#### INSTRUCTIONS TO FOLLOW
Return the count of lines with the string "ingyenes" in them, and nothing else.
##########
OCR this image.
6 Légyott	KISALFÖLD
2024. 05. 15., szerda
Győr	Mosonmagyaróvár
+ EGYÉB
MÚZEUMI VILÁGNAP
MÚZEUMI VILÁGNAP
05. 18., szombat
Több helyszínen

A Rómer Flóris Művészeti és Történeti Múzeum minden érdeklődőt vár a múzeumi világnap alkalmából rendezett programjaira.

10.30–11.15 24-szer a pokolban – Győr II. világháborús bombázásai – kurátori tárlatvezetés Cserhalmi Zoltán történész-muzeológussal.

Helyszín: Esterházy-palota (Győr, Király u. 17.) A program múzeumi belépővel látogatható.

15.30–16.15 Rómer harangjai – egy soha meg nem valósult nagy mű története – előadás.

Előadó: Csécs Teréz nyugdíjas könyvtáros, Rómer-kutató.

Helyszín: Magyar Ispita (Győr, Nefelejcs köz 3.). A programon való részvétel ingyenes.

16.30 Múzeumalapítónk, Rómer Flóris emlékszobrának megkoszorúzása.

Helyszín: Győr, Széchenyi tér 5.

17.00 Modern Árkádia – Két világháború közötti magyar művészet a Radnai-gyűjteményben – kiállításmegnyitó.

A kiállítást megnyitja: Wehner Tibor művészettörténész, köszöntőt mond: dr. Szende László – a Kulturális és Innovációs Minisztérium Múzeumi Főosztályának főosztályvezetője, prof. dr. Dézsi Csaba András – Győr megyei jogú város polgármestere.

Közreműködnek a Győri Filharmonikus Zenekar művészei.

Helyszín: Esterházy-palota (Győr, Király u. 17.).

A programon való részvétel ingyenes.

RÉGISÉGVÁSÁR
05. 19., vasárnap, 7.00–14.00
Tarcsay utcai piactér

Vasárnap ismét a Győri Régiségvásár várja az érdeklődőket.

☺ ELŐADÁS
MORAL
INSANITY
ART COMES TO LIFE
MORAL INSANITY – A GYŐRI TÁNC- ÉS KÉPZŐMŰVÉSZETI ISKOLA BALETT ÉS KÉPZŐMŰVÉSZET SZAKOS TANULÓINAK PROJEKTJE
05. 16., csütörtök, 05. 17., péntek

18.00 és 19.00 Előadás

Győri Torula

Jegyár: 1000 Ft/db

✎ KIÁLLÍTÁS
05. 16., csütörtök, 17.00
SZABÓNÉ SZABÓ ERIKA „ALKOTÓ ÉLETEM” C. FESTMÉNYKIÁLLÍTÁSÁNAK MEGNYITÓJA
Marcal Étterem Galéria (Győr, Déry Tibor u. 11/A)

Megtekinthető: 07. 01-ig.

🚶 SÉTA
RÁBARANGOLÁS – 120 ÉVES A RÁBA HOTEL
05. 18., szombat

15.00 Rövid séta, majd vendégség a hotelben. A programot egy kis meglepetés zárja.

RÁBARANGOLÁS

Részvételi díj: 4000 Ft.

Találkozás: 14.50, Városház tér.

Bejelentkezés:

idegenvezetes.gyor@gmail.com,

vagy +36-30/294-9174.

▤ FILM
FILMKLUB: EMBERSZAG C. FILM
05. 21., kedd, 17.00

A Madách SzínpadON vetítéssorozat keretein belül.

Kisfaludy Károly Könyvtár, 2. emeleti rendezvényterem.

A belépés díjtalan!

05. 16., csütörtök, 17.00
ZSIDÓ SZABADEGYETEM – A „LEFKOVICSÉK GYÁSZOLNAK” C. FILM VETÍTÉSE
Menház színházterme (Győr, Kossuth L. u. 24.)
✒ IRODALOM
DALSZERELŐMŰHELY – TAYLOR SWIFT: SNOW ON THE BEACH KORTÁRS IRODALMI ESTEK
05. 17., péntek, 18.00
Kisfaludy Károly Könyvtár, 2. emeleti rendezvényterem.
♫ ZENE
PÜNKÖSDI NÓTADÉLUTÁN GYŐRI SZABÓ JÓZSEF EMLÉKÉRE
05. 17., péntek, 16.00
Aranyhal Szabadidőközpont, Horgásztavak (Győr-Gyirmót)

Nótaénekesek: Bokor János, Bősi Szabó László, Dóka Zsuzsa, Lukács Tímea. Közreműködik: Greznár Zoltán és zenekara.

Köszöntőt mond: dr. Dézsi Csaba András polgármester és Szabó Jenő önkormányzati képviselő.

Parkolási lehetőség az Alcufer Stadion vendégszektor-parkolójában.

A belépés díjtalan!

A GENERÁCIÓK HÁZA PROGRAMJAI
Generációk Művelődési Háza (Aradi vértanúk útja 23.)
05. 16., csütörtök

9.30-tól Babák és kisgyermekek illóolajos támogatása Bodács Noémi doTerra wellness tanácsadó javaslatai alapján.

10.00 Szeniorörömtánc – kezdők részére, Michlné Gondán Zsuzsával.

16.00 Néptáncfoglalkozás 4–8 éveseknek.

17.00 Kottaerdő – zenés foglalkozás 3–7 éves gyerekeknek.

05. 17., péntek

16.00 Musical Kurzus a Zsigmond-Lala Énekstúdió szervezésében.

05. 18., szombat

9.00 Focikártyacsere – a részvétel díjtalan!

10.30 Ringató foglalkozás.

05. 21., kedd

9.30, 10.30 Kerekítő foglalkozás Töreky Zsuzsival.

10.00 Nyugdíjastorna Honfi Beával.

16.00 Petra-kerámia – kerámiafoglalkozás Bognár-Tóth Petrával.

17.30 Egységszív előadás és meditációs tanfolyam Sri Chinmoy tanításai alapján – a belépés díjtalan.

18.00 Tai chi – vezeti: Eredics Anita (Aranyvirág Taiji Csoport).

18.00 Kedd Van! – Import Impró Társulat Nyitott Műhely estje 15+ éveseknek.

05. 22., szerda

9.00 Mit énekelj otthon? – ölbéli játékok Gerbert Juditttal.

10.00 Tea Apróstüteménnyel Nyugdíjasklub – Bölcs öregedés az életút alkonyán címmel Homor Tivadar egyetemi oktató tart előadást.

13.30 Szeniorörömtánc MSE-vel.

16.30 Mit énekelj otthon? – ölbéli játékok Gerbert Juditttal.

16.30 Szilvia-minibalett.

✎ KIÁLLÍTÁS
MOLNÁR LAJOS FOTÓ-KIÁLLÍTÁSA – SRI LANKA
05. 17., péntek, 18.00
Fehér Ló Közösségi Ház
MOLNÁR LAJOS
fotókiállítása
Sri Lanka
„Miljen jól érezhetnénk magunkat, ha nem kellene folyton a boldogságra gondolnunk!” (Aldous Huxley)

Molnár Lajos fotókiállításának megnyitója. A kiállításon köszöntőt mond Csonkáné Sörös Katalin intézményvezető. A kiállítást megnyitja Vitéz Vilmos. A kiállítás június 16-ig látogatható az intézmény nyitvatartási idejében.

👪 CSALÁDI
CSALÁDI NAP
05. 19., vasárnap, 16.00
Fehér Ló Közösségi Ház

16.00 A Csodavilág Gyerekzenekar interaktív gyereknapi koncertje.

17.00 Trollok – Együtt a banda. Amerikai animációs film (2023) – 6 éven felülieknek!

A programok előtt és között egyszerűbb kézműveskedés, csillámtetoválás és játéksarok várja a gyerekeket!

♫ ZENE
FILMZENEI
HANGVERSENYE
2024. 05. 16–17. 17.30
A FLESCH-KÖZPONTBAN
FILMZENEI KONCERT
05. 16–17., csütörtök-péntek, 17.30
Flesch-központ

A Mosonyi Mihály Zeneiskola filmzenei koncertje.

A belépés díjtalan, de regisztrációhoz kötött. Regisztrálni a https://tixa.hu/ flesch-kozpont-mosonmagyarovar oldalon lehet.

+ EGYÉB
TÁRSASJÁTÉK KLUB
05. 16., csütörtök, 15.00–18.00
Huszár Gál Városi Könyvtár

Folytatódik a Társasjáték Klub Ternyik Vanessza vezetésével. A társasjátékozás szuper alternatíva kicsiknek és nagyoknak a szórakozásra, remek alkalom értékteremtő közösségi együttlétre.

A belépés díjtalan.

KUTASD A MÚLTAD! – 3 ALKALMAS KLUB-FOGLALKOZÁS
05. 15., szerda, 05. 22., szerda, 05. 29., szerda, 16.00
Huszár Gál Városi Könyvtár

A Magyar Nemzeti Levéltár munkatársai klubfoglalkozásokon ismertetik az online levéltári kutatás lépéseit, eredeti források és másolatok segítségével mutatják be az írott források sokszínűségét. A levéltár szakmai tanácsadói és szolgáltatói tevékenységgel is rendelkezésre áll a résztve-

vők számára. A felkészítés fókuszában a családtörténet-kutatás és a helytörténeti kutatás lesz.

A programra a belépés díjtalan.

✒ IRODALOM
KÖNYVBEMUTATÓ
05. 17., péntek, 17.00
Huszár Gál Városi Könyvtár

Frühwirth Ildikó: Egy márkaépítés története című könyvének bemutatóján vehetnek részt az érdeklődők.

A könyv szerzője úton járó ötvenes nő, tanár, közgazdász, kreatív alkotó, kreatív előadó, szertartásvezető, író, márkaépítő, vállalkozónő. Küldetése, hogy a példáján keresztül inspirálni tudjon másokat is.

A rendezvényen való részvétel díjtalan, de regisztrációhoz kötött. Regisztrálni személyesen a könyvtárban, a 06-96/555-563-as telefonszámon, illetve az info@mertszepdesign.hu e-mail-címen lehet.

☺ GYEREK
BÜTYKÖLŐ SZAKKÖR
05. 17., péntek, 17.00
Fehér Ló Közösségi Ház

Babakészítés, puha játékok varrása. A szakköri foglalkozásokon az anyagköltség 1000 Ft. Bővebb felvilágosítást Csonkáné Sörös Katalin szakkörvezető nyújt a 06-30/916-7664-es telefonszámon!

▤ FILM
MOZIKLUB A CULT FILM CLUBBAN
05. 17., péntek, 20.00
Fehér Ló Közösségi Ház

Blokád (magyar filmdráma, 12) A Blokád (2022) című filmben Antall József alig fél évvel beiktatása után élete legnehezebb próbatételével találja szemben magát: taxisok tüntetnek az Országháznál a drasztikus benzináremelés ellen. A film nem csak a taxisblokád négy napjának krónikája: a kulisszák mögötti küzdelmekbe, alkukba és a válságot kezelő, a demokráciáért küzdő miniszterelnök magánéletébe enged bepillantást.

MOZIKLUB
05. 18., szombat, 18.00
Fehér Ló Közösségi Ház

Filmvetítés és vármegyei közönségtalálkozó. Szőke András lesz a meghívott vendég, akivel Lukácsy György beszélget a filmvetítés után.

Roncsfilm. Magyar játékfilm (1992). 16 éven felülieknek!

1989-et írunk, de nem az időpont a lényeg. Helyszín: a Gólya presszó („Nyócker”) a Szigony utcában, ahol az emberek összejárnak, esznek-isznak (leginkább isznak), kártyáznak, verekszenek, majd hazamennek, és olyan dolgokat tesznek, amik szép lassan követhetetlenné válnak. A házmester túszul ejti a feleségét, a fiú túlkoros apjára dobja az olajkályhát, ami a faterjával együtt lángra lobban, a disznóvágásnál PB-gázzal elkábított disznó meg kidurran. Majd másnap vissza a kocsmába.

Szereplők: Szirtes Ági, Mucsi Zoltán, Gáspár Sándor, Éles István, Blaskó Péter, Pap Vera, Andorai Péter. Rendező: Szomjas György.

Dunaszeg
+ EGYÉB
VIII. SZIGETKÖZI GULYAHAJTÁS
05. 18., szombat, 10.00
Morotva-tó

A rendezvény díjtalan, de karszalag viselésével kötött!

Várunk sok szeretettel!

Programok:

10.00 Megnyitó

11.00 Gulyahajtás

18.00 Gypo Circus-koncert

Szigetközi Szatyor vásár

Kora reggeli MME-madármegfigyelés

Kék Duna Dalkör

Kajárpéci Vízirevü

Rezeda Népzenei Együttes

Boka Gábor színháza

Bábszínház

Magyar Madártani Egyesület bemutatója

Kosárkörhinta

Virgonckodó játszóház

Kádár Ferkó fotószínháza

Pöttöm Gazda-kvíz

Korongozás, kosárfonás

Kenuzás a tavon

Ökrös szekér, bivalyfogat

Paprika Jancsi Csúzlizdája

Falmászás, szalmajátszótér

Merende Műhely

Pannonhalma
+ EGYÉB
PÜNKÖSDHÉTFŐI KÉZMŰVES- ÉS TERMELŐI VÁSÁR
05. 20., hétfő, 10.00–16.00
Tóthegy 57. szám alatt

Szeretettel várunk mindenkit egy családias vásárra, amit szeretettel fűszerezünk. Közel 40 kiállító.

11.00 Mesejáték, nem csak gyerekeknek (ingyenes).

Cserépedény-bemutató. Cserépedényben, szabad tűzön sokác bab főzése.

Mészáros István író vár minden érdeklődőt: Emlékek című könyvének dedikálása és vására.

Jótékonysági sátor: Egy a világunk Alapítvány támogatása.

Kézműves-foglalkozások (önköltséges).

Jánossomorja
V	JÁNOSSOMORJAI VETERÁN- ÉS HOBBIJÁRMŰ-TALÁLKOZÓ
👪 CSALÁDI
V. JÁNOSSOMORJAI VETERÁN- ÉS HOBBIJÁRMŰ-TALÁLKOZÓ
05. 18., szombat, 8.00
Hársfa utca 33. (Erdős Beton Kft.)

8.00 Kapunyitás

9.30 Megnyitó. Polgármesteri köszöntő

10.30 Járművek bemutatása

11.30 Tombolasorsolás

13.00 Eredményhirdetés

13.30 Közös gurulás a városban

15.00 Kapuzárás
##########
#### SOLUTION TO THIS EXERCISE
3